§ DATA IN THIS EXERCISE:

# # # # #

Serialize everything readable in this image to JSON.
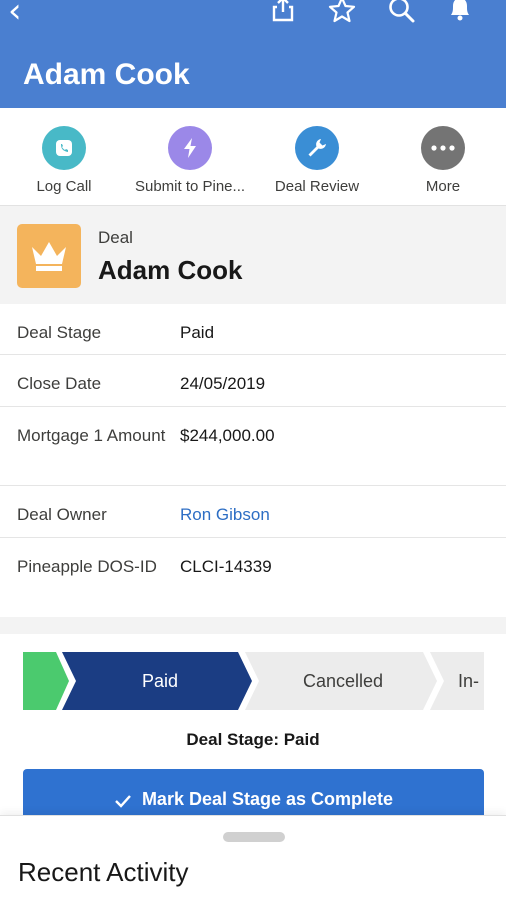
{
  "header": {
    "title": "Adam Cook",
    "bg_color": "#4a7fd0",
    "icons": [
      "back-icon",
      "share-icon",
      "star-icon",
      "search-icon",
      "bell-icon"
    ]
  },
  "actions": [
    {
      "label": "Log Call",
      "icon": "phone-icon",
      "color": "#48b9c7"
    },
    {
      "label": "Submit to Pine...",
      "icon": "lightning-icon",
      "color": "#9b88e8"
    },
    {
      "label": "Deal Review",
      "icon": "wrench-icon",
      "color": "#3a8ed5"
    },
    {
      "label": "More",
      "icon": "more-icon",
      "color": "#747474"
    }
  ],
  "record": {
    "type": "Deal",
    "name": "Adam Cook",
    "icon": "crown-icon",
    "icon_color": "#f4b45c"
  },
  "fields": [
    {
      "key": "Deal Stage",
      "value": "Paid"
    },
    {
      "key": "Close Date",
      "value": "24/05/2019"
    },
    {
      "key": "Mortgage 1 Amount",
      "value": "$244,000.00"
    },
    {
      "key": "Deal Owner",
      "value": "Ron Gibson"
    },
    {
      "key": "Pineapple DOS-ID",
      "value": "CLCI-14339"
    }
  ],
  "path": {
    "stages": [
      "Paid",
      "Cancelled",
      "In-"
    ],
    "current": "Paid",
    "current_label": "Deal Stage: Paid",
    "colors": {
      "complete": "#4bca6e",
      "current": "#1b3d83",
      "pending": "#ececec"
    }
  },
  "mark_button": {
    "label": "Mark Deal Stage as Complete"
  },
  "recent": {
    "title": "Recent Activity"
  }
}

# # # # #

§ TASK TO CARRY OUT: Transcribe every record above exactly as written, leaving out any pictures.

§ RESULT OF THE TASK:
Serialize everything readable in this image to JSON.
{
  "header": {
    "title": "Adam Cook",
    "bg_color": "#4a7fd0",
    "icons": [
      "back-icon",
      "share-icon",
      "star-icon",
      "search-icon",
      "bell-icon"
    ]
  },
  "actions": [
    {
      "label": "Log Call",
      "icon": "phone-icon",
      "color": "#48b9c7"
    },
    {
      "label": "Submit to Pine...",
      "icon": "lightning-icon",
      "color": "#9b88e8"
    },
    {
      "label": "Deal Review",
      "icon": "wrench-icon",
      "color": "#3a8ed5"
    },
    {
      "label": "More",
      "icon": "more-icon",
      "color": "#747474"
    }
  ],
  "record": {
    "type": "Deal",
    "name": "Adam Cook",
    "icon": "crown-icon",
    "icon_color": "#f4b45c"
  },
  "fields": [
    {
      "key": "Deal Stage",
      "value": "Paid"
    },
    {
      "key": "Close Date",
      "value": "24/05/2019"
    },
    {
      "key": "Mortgage 1 Amount",
      "value": "$244,000.00"
    },
    {
      "key": "Deal Owner",
      "value": "Ron Gibson"
    },
    {
      "key": "Pineapple DOS-ID",
      "value": "CLCI-14339"
    }
  ],
  "path": {
    "stages": [
      "Paid",
      "Cancelled",
      "In-"
    ],
    "current": "Paid",
    "current_label": "Deal Stage: Paid",
    "colors": {
      "complete": "#4bca6e",
      "current": "#1b3d83",
      "pending": "#ececec"
    }
  },
  "mark_button": {
    "label": "Mark Deal Stage as Complete"
  },
  "recent": {
    "title": "Recent Activity"
  }
}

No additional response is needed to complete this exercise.